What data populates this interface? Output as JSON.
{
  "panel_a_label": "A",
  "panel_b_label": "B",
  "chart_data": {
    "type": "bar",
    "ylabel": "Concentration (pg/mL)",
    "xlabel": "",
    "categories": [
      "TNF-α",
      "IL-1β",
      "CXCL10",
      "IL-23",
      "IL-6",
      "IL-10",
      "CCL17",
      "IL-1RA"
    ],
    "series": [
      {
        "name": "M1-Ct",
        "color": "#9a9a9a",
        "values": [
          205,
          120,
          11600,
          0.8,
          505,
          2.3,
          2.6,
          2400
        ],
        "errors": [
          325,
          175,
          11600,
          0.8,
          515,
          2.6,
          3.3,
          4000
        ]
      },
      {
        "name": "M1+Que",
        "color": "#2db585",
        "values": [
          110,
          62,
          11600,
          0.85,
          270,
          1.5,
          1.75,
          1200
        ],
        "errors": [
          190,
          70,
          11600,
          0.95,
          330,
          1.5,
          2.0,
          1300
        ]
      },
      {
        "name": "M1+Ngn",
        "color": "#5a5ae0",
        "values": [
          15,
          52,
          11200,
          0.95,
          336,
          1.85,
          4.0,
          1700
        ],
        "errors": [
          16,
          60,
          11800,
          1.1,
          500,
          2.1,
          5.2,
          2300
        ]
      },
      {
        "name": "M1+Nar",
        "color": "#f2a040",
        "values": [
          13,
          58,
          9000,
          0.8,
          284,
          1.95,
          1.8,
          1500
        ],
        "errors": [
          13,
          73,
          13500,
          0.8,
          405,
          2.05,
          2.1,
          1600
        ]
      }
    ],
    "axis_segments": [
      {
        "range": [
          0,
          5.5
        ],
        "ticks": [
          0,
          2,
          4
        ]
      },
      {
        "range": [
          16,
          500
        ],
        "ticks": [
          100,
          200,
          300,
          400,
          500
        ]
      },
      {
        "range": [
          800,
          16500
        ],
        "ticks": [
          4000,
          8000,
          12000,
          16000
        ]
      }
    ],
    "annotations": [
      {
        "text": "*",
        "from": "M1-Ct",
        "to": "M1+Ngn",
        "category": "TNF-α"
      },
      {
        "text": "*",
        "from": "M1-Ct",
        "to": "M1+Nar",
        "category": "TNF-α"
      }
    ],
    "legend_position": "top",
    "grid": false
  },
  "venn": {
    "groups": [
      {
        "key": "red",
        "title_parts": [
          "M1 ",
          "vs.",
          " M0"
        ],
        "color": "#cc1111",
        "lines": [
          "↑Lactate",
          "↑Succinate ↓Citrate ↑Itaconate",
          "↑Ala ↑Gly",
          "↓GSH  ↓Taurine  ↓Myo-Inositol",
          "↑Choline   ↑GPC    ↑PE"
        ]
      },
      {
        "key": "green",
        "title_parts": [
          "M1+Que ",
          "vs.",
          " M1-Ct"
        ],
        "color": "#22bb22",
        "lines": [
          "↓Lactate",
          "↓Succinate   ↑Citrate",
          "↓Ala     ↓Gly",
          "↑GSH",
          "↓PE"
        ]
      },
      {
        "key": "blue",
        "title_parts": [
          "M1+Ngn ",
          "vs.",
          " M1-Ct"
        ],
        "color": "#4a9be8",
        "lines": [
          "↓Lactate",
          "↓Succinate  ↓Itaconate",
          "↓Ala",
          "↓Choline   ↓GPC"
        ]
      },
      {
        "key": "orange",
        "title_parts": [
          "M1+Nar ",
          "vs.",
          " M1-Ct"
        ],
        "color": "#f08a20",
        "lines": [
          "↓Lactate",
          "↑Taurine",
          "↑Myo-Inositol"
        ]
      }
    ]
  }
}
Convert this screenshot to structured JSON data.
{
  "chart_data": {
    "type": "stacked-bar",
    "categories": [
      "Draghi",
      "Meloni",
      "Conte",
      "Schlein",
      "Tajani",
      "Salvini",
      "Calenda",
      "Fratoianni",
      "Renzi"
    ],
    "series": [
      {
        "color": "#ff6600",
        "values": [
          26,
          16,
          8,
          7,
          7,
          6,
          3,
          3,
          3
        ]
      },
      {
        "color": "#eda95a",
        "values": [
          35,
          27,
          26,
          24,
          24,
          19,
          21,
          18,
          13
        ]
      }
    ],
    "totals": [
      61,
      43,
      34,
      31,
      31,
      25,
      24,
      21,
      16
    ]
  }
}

What you have to do - Only the count is wanted: report how many lines of the material above hold the word "Succinate".

Reply to the task - 3